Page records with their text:
======

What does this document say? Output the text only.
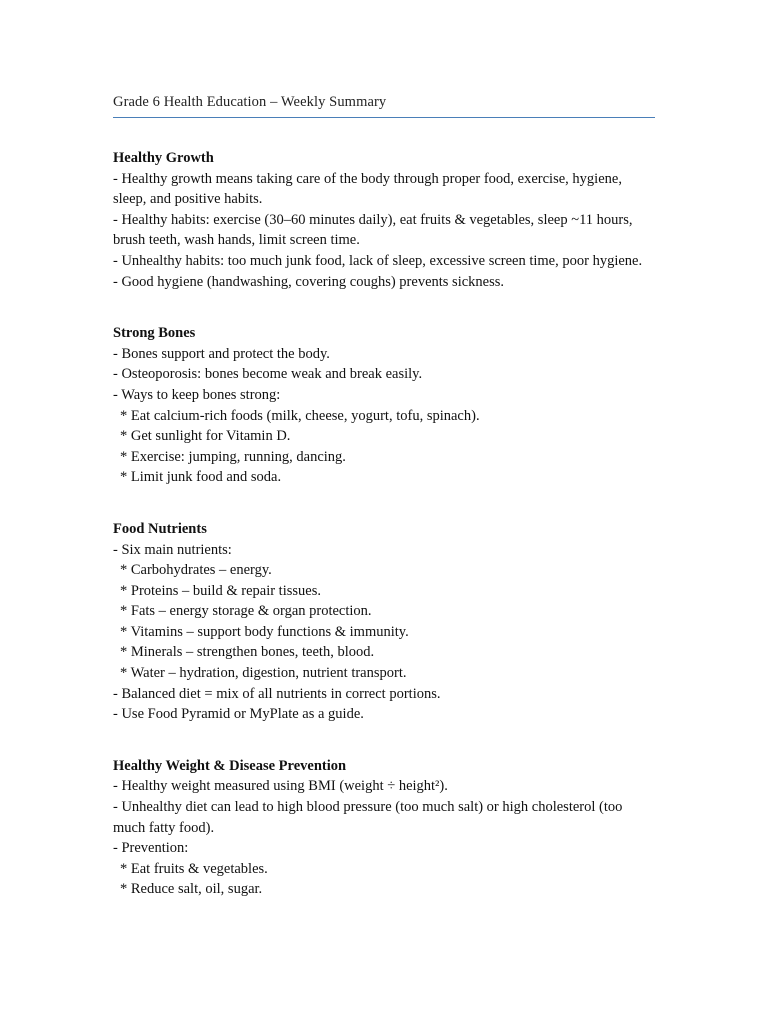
Grade 6 Health Education – Weekly Summary
Healthy Growth
- Healthy growth means taking care of the body through proper food, exercise, hygiene, sleep, and positive habits.
- Healthy habits: exercise (30–60 minutes daily), eat fruits & vegetables, sleep ~11 hours, brush teeth, wash hands, limit screen time.
- Unhealthy habits: too much junk food, lack of sleep, excessive screen time, poor hygiene.
- Good hygiene (handwashing, covering coughs) prevents sickness.
Strong Bones
- Bones support and protect the body.
- Osteoporosis: bones become weak and break easily.
- Ways to keep bones strong:
* Eat calcium-rich foods (milk, cheese, yogurt, tofu, spinach).
* Get sunlight for Vitamin D.
* Exercise: jumping, running, dancing.
* Limit junk food and soda.
Food Nutrients
- Six main nutrients:
* Carbohydrates – energy.
* Proteins – build & repair tissues.
* Fats – energy storage & organ protection.
* Vitamins – support body functions & immunity.
* Minerals – strengthen bones, teeth, blood.
* Water – hydration, digestion, nutrient transport.
- Balanced diet = mix of all nutrients in correct portions.
- Use Food Pyramid or MyPlate as a guide.
Healthy Weight & Disease Prevention
- Healthy weight measured using BMI (weight ÷ height²).
- Unhealthy diet can lead to high blood pressure (too much salt) or high cholesterol (too much fatty food).
- Prevention:
* Eat fruits & vegetables.
* Reduce salt, oil, sugar.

======

#### To do
Nothing but an exact copy of the data, without pictures, should be returned.

#### Result for this task
What does this document say? Output the text only.
Grade 6 Health Education – Weekly Summary
Healthy Growth
- Healthy growth means taking care of the body through proper food, exercise, hygiene, sleep, and positive habits.
- Healthy habits: exercise (30–60 minutes daily), eat fruits & vegetables, sleep ~11 hours, brush teeth, wash hands, limit screen time.
- Unhealthy habits: too much junk food, lack of sleep, excessive screen time, poor hygiene.
- Good hygiene (handwashing, covering coughs) prevents sickness.
Strong Bones
- Bones support and protect the body.
- Osteoporosis: bones become weak and break easily.
- Ways to keep bones strong:
* Eat calcium-rich foods (milk, cheese, yogurt, tofu, spinach).
* Get sunlight for Vitamin D.
* Exercise: jumping, running, dancing.
* Limit junk food and soda.
Food Nutrients
- Six main nutrients:
* Carbohydrates – energy.
* Proteins – build & repair tissues.
* Fats – energy storage & organ protection.
* Vitamins – support body functions & immunity.
* Minerals – strengthen bones, teeth, blood.
* Water – hydration, digestion, nutrient transport.
- Balanced diet = mix of all nutrients in correct portions.
- Use Food Pyramid or MyPlate as a guide.
Healthy Weight & Disease Prevention
- Healthy weight measured using BMI (weight ÷ height²).
- Unhealthy diet can lead to high blood pressure (too much salt) or high cholesterol (too much fatty food).
- Prevention:
* Eat fruits & vegetables.
* Reduce salt, oil, sugar.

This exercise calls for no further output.